Required task>
Repeat each entry as written, dropping any picture you find.

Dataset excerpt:
===============
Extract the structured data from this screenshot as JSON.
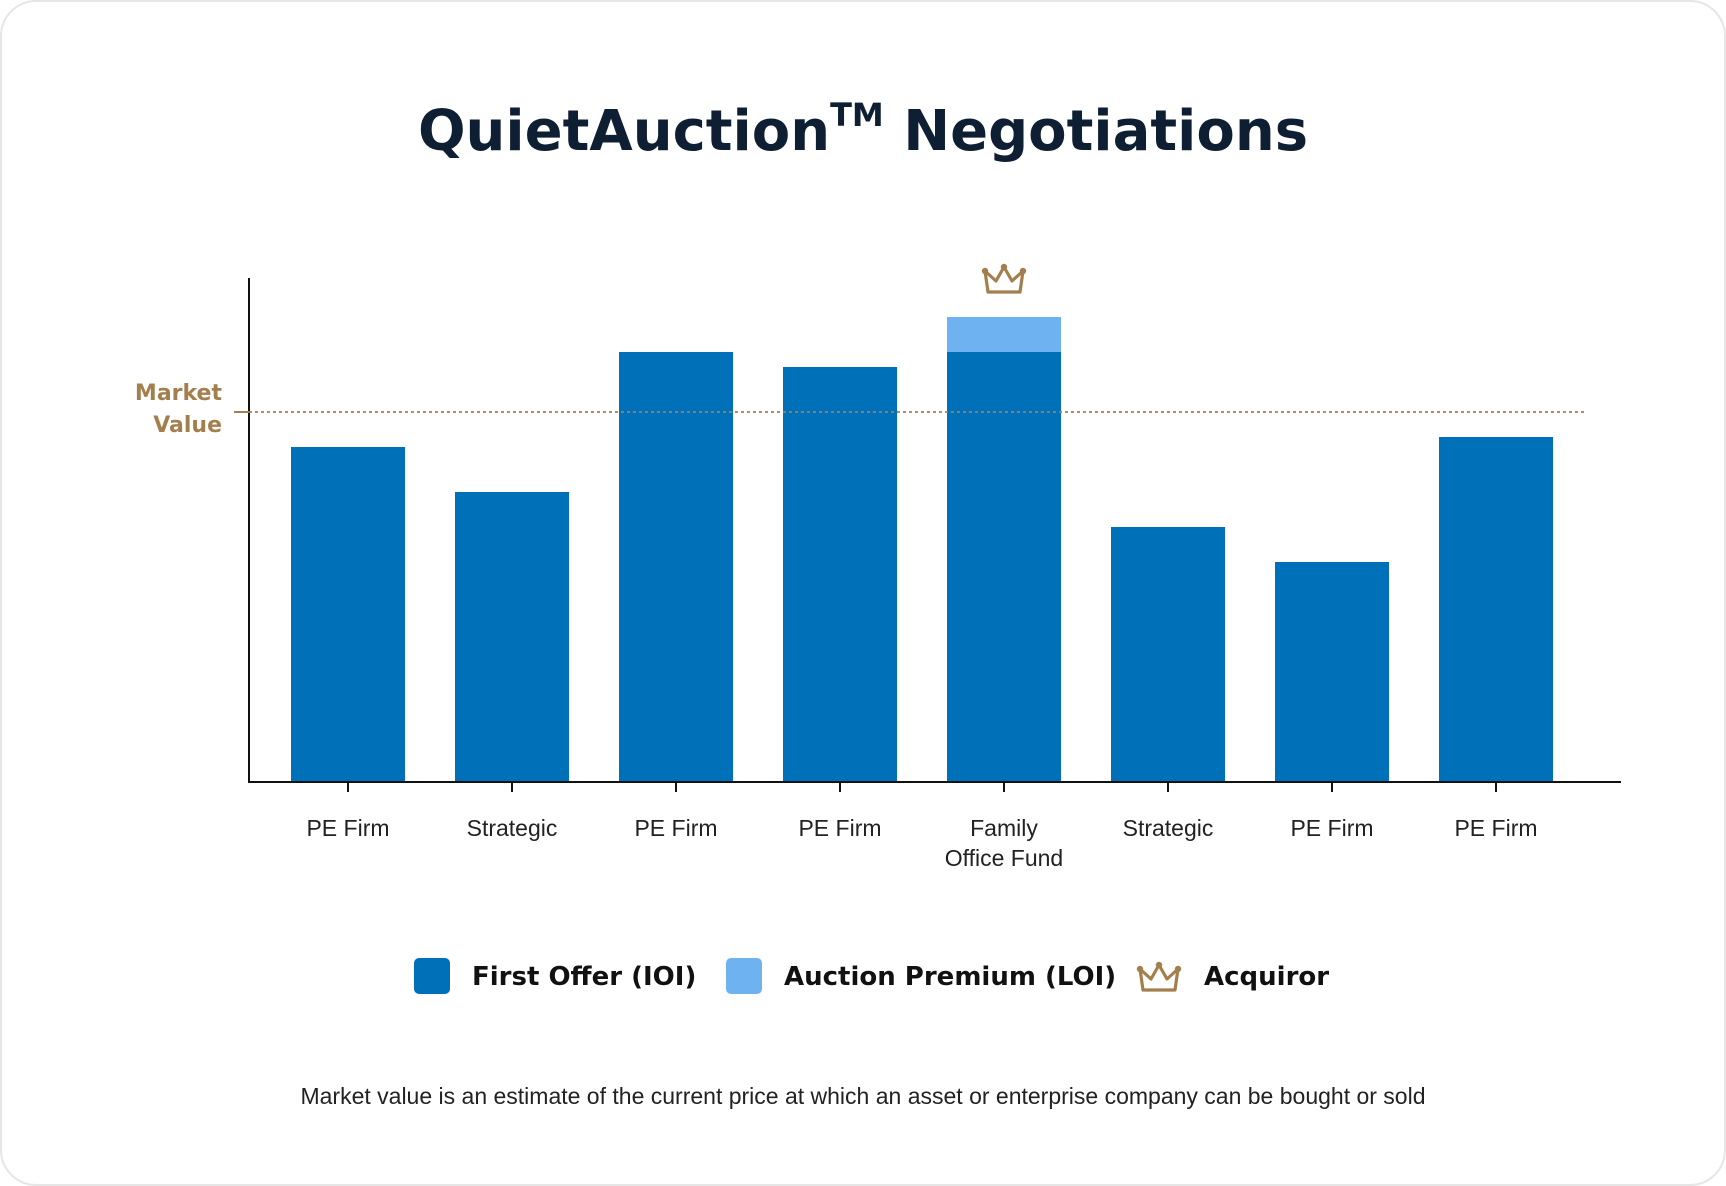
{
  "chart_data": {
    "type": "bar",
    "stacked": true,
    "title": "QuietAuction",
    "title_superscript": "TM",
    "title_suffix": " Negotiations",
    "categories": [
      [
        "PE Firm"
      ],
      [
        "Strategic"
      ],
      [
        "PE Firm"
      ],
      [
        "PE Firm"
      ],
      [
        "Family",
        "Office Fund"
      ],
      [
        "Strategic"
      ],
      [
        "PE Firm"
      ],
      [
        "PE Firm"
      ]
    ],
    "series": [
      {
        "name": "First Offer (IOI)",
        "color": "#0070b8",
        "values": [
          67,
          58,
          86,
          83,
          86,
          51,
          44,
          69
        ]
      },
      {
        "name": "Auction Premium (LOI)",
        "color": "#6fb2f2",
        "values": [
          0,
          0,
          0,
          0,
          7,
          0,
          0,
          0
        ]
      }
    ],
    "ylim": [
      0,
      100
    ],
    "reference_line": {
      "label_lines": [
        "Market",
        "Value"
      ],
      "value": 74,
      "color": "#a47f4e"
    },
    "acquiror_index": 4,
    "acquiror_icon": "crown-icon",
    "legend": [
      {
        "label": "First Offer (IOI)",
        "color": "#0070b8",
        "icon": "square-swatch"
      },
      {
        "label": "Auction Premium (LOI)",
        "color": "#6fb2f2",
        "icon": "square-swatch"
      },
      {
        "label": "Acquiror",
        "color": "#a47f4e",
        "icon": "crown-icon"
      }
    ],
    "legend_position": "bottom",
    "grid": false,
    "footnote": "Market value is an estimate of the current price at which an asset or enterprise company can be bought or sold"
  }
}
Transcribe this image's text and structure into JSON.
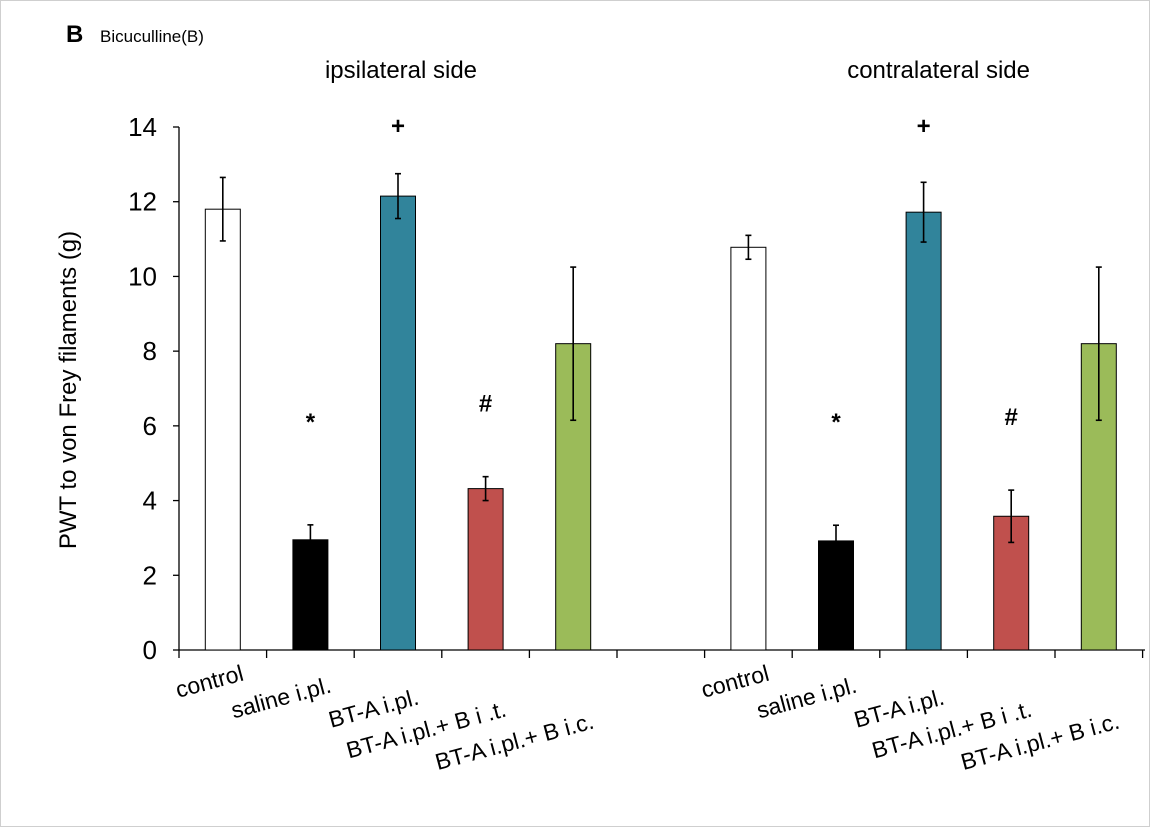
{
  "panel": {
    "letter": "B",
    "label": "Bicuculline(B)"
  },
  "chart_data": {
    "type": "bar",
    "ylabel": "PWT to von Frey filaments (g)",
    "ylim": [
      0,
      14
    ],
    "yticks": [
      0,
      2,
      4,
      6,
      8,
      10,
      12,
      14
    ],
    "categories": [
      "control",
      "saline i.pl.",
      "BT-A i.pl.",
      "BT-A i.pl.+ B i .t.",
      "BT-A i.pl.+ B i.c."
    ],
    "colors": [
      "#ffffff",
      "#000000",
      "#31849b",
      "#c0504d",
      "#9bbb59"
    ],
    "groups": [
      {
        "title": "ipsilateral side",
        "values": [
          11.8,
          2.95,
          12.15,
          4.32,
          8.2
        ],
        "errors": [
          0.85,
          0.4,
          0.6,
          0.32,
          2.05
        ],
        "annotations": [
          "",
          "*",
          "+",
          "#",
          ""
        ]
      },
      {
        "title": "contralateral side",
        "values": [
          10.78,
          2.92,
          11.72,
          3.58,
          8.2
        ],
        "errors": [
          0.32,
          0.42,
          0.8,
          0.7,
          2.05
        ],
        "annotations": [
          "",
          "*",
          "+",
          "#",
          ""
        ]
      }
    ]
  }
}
===============
Answer to this problem>
Extract the structured data from this screenshot as JSON.
{
  "chart_data": {
    "type": "bar",
    "stacked": true,
    "title": "QuietAuction",
    "title_superscript": "TM",
    "title_suffix": " Negotiations",
    "categories": [
      [
        "PE Firm"
      ],
      [
        "Strategic"
      ],
      [
        "PE Firm"
      ],
      [
        "PE Firm"
      ],
      [
        "Family",
        "Office Fund"
      ],
      [
        "Strategic"
      ],
      [
        "PE Firm"
      ],
      [
        "PE Firm"
      ]
    ],
    "series": [
      {
        "name": "First Offer (IOI)",
        "color": "#0070b8",
        "values": [
          67,
          58,
          86,
          83,
          86,
          51,
          44,
          69
        ]
      },
      {
        "name": "Auction Premium (LOI)",
        "color": "#6fb2f2",
        "values": [
          0,
          0,
          0,
          0,
          7,
          0,
          0,
          0
        ]
      }
    ],
    "ylim": [
      0,
      100
    ],
    "reference_line": {
      "label_lines": [
        "Market",
        "Value"
      ],
      "value": 74,
      "color": "#a47f4e"
    },
    "acquiror_index": 4,
    "acquiror_icon": "crown-icon",
    "legend": [
      {
        "label": "First Offer (IOI)",
        "color": "#0070b8",
        "icon": "square-swatch"
      },
      {
        "label": "Auction Premium (LOI)",
        "color": "#6fb2f2",
        "icon": "square-swatch"
      },
      {
        "label": "Acquiror",
        "color": "#a47f4e",
        "icon": "crown-icon"
      }
    ],
    "legend_position": "bottom",
    "grid": false,
    "footnote": "Market value is an estimate of the current price at which an asset or enterprise company can be bought or sold"
  }
}
Transcribe this image's text and structure into JSON.
{
  "panel": {
    "letter": "B",
    "label": "Bicuculline(B)"
  },
  "chart_data": {
    "type": "bar",
    "ylabel": "PWT to von Frey filaments (g)",
    "ylim": [
      0,
      14
    ],
    "yticks": [
      0,
      2,
      4,
      6,
      8,
      10,
      12,
      14
    ],
    "categories": [
      "control",
      "saline i.pl.",
      "BT-A i.pl.",
      "BT-A i.pl.+ B i .t.",
      "BT-A i.pl.+ B i.c."
    ],
    "colors": [
      "#ffffff",
      "#000000",
      "#31849b",
      "#c0504d",
      "#9bbb59"
    ],
    "groups": [
      {
        "title": "ipsilateral side",
        "values": [
          11.8,
          2.95,
          12.15,
          4.32,
          8.2
        ],
        "errors": [
          0.85,
          0.4,
          0.6,
          0.32,
          2.05
        ],
        "annotations": [
          "",
          "*",
          "+",
          "#",
          ""
        ]
      },
      {
        "title": "contralateral side",
        "values": [
          10.78,
          2.92,
          11.72,
          3.58,
          8.2
        ],
        "errors": [
          0.32,
          0.42,
          0.8,
          0.7,
          2.05
        ],
        "annotations": [
          "",
          "*",
          "+",
          "#",
          ""
        ]
      }
    ]
  }
}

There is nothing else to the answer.